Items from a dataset
▼
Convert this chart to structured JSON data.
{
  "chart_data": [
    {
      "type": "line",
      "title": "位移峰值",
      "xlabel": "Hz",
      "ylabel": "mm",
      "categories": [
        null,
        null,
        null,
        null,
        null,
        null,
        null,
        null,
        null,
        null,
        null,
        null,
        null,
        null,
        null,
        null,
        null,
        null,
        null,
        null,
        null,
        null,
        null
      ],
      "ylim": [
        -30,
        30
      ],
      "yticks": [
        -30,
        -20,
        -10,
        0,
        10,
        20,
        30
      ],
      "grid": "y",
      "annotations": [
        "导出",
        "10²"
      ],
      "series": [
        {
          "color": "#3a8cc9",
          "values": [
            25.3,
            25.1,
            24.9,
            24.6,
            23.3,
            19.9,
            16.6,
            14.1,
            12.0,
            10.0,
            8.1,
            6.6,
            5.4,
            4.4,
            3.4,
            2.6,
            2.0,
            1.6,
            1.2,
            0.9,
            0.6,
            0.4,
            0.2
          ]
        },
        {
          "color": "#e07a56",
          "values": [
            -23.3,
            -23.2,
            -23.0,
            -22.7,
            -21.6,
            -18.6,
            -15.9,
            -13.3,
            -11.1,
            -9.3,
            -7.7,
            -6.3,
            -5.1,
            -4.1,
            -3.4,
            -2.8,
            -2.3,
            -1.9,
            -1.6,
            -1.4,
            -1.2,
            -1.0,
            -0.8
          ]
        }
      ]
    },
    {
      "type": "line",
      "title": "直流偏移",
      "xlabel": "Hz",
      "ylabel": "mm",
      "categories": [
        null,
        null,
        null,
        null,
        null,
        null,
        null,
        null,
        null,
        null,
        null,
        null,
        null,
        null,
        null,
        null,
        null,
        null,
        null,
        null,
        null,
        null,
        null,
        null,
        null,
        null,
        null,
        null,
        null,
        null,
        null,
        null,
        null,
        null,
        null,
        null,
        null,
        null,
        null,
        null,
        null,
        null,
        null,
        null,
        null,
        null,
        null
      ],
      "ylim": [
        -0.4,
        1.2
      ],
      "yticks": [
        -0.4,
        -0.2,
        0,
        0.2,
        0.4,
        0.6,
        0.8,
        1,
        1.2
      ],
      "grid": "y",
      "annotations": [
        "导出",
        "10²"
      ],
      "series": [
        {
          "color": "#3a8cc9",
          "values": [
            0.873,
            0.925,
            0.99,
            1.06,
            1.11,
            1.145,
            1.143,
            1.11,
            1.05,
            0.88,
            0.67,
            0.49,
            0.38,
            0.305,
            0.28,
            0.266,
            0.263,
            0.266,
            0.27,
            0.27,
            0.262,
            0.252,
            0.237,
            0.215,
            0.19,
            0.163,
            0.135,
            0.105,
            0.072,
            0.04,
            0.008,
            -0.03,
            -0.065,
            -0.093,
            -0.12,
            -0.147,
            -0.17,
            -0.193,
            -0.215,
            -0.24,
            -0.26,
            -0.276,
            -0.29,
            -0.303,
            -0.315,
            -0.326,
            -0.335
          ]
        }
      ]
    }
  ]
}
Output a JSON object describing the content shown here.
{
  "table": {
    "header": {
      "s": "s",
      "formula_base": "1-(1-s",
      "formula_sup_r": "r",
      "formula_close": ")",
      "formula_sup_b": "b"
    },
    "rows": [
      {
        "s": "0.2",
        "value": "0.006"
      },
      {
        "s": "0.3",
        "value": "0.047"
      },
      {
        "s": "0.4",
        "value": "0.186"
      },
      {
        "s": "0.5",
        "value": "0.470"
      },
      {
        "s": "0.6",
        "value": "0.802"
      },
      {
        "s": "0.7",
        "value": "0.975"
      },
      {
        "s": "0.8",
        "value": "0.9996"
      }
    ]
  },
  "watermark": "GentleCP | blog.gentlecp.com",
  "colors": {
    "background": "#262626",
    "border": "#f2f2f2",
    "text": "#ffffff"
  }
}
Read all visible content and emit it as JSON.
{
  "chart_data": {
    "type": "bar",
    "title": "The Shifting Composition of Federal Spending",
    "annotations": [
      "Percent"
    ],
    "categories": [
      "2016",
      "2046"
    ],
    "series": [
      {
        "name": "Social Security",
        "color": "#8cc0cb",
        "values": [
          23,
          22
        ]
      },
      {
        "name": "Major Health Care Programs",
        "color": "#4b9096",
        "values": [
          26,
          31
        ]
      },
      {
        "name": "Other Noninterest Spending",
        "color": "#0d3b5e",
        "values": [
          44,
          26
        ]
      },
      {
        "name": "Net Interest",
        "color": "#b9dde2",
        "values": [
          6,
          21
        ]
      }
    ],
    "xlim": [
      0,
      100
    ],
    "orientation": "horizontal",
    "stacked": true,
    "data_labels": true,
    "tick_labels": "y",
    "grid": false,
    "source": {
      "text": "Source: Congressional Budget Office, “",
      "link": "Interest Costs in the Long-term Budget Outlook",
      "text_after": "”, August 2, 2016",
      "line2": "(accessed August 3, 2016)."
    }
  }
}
▲
What the task requires: Repeat all of the entries exactly.

Task solution:
Convert this chart to structured JSON data.
{
  "chart_data": [
    {
      "type": "line",
      "title": "位移峰值",
      "xlabel": "Hz",
      "ylabel": "mm",
      "categories": [
        null,
        null,
        null,
        null,
        null,
        null,
        null,
        null,
        null,
        null,
        null,
        null,
        null,
        null,
        null,
        null,
        null,
        null,
        null,
        null,
        null,
        null,
        null
      ],
      "ylim": [
        -30,
        30
      ],
      "yticks": [
        -30,
        -20,
        -10,
        0,
        10,
        20,
        30
      ],
      "grid": "y",
      "annotations": [
        "导出",
        "10²"
      ],
      "series": [
        {
          "color": "#3a8cc9",
          "values": [
            25.3,
            25.1,
            24.9,
            24.6,
            23.3,
            19.9,
            16.6,
            14.1,
            12.0,
            10.0,
            8.1,
            6.6,
            5.4,
            4.4,
            3.4,
            2.6,
            2.0,
            1.6,
            1.2,
            0.9,
            0.6,
            0.4,
            0.2
          ]
        },
        {
          "color": "#e07a56",
          "values": [
            -23.3,
            -23.2,
            -23.0,
            -22.7,
            -21.6,
            -18.6,
            -15.9,
            -13.3,
            -11.1,
            -9.3,
            -7.7,
            -6.3,
            -5.1,
            -4.1,
            -3.4,
            -2.8,
            -2.3,
            -1.9,
            -1.6,
            -1.4,
            -1.2,
            -1.0,
            -0.8
          ]
        }
      ]
    },
    {
      "type": "line",
      "title": "直流偏移",
      "xlabel": "Hz",
      "ylabel": "mm",
      "categories": [
        null,
        null,
        null,
        null,
        null,
        null,
        null,
        null,
        null,
        null,
        null,
        null,
        null,
        null,
        null,
        null,
        null,
        null,
        null,
        null,
        null,
        null,
        null,
        null,
        null,
        null,
        null,
        null,
        null,
        null,
        null,
        null,
        null,
        null,
        null,
        null,
        null,
        null,
        null,
        null,
        null,
        null,
        null,
        null,
        null,
        null,
        null
      ],
      "ylim": [
        -0.4,
        1.2
      ],
      "yticks": [
        -0.4,
        -0.2,
        0,
        0.2,
        0.4,
        0.6,
        0.8,
        1,
        1.2
      ],
      "grid": "y",
      "annotations": [
        "导出",
        "10²"
      ],
      "series": [
        {
          "color": "#3a8cc9",
          "values": [
            0.873,
            0.925,
            0.99,
            1.06,
            1.11,
            1.145,
            1.143,
            1.11,
            1.05,
            0.88,
            0.67,
            0.49,
            0.38,
            0.305,
            0.28,
            0.266,
            0.263,
            0.266,
            0.27,
            0.27,
            0.262,
            0.252,
            0.237,
            0.215,
            0.19,
            0.163,
            0.135,
            0.105,
            0.072,
            0.04,
            0.008,
            -0.03,
            -0.065,
            -0.093,
            -0.12,
            -0.147,
            -0.17,
            -0.193,
            -0.215,
            -0.24,
            -0.26,
            -0.276,
            -0.29,
            -0.303,
            -0.315,
            -0.326,
            -0.335
          ]
        }
      ]
    }
  ]
}
Output a JSON object describing the content shown here.
{
  "table": {
    "header": {
      "s": "s",
      "formula_base": "1-(1-s",
      "formula_sup_r": "r",
      "formula_close": ")",
      "formula_sup_b": "b"
    },
    "rows": [
      {
        "s": "0.2",
        "value": "0.006"
      },
      {
        "s": "0.3",
        "value": "0.047"
      },
      {
        "s": "0.4",
        "value": "0.186"
      },
      {
        "s": "0.5",
        "value": "0.470"
      },
      {
        "s": "0.6",
        "value": "0.802"
      },
      {
        "s": "0.7",
        "value": "0.975"
      },
      {
        "s": "0.8",
        "value": "0.9996"
      }
    ]
  },
  "watermark": "GentleCP | blog.gentlecp.com",
  "colors": {
    "background": "#262626",
    "border": "#f2f2f2",
    "text": "#ffffff"
  }
}
Read all visible content and emit it as JSON.
{
  "chart_data": {
    "type": "bar",
    "title": "The Shifting Composition of Federal Spending",
    "annotations": [
      "Percent"
    ],
    "categories": [
      "2016",
      "2046"
    ],
    "series": [
      {
        "name": "Social Security",
        "color": "#8cc0cb",
        "values": [
          23,
          22
        ]
      },
      {
        "name": "Major Health Care Programs",
        "color": "#4b9096",
        "values": [
          26,
          31
        ]
      },
      {
        "name": "Other Noninterest Spending",
        "color": "#0d3b5e",
        "values": [
          44,
          26
        ]
      },
      {
        "name": "Net Interest",
        "color": "#b9dde2",
        "values": [
          6,
          21
        ]
      }
    ],
    "xlim": [
      0,
      100
    ],
    "orientation": "horizontal",
    "stacked": true,
    "data_labels": true,
    "tick_labels": "y",
    "grid": false,
    "source": {
      "text": "Source: Congressional Budget Office, “",
      "link": "Interest Costs in the Long-term Budget Outlook",
      "text_after": "”, August 2, 2016",
      "line2": "(accessed August 3, 2016)."
    }
  }
}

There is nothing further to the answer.